§ **REQUIRED WORK**
Copy the listing from the line with "529, 448, 548]" to the line with "260, 74, 274]", changing "x-tick-label" to "x-axis-tick" and keeping everything else the same. Give only those lines.
::: DATA LISTING
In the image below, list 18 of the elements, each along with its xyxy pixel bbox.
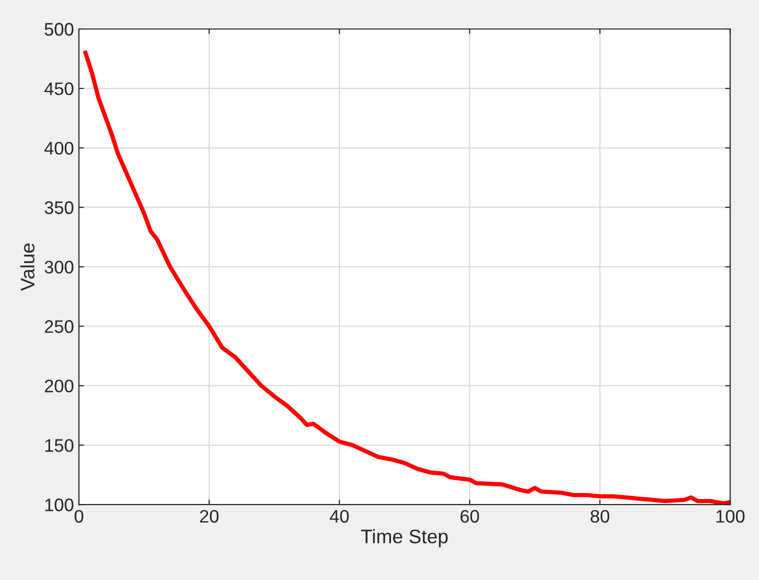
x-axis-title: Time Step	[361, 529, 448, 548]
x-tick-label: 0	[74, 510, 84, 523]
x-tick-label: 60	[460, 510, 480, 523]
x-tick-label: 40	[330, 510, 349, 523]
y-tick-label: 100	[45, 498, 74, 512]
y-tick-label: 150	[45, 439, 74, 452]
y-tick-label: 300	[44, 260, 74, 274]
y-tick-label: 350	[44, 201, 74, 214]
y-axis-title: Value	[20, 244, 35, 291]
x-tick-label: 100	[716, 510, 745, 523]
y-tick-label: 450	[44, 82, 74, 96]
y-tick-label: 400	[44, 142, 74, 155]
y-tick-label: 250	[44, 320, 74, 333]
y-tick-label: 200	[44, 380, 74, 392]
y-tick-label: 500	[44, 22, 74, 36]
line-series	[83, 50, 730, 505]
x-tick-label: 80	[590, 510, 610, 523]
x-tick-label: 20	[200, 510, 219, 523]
::::::
::: DATA LISTING
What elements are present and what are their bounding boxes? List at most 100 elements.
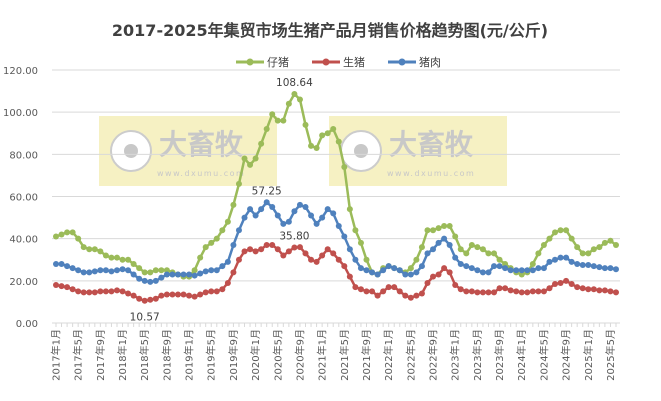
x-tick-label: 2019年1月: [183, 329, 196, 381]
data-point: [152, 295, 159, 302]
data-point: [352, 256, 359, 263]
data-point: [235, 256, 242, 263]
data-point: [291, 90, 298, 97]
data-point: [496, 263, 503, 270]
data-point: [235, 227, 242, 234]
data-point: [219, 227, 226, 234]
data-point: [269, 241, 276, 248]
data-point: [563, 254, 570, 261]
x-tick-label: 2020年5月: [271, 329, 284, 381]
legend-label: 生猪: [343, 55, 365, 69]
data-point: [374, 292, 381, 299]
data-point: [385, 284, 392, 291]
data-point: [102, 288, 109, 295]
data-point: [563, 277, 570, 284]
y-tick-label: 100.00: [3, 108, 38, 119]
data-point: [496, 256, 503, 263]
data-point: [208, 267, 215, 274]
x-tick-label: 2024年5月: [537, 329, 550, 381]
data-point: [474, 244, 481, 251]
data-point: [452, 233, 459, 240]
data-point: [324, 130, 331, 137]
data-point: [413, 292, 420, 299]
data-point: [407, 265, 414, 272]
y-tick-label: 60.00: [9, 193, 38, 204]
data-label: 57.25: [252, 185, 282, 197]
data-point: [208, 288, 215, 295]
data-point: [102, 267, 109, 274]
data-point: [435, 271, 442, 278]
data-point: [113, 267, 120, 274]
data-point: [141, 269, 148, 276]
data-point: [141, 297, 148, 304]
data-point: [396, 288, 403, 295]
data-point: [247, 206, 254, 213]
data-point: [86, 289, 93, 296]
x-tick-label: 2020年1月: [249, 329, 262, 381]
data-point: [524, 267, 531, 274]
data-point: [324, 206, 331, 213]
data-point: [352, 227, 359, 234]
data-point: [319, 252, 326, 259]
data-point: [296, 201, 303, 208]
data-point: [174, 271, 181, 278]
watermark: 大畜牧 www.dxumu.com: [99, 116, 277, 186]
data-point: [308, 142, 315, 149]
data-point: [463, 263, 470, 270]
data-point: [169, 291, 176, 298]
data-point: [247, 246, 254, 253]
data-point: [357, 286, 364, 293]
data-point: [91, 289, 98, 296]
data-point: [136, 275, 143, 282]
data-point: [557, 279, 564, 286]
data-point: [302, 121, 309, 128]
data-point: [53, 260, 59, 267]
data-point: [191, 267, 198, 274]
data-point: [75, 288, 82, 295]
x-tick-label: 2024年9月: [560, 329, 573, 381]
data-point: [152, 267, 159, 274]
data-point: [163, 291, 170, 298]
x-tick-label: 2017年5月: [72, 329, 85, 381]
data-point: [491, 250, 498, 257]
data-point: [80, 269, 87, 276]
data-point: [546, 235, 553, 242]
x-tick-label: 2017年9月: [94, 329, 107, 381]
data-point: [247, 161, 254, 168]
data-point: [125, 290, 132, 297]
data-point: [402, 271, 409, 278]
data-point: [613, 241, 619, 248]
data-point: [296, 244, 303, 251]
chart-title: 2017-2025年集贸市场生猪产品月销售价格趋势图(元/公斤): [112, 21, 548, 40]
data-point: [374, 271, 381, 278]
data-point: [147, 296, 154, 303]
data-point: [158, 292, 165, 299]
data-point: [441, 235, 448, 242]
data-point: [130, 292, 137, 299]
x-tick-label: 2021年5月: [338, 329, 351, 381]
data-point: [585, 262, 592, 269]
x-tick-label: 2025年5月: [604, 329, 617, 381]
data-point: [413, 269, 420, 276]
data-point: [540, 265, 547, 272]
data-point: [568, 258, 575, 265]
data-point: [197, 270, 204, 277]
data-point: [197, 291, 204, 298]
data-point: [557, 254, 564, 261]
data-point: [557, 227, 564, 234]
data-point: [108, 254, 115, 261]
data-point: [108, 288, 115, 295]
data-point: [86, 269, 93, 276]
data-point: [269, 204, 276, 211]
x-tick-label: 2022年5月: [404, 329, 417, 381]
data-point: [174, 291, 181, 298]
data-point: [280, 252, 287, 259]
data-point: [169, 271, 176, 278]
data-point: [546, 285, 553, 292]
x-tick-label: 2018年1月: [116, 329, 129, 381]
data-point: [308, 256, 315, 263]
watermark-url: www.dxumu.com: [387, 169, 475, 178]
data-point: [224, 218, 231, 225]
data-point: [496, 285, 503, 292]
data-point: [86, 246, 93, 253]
::::::
§ **WORKED ANSWER**
x-axis-title: Time Step	[361, 529, 448, 548]
x-axis-tick: 0	[74, 510, 84, 523]
x-axis-tick: 60	[460, 510, 480, 523]
x-axis-tick: 40	[330, 510, 349, 523]
y-tick-label: 100	[45, 498, 74, 512]
y-tick-label: 150	[45, 439, 74, 452]
y-tick-label: 300	[44, 260, 74, 274]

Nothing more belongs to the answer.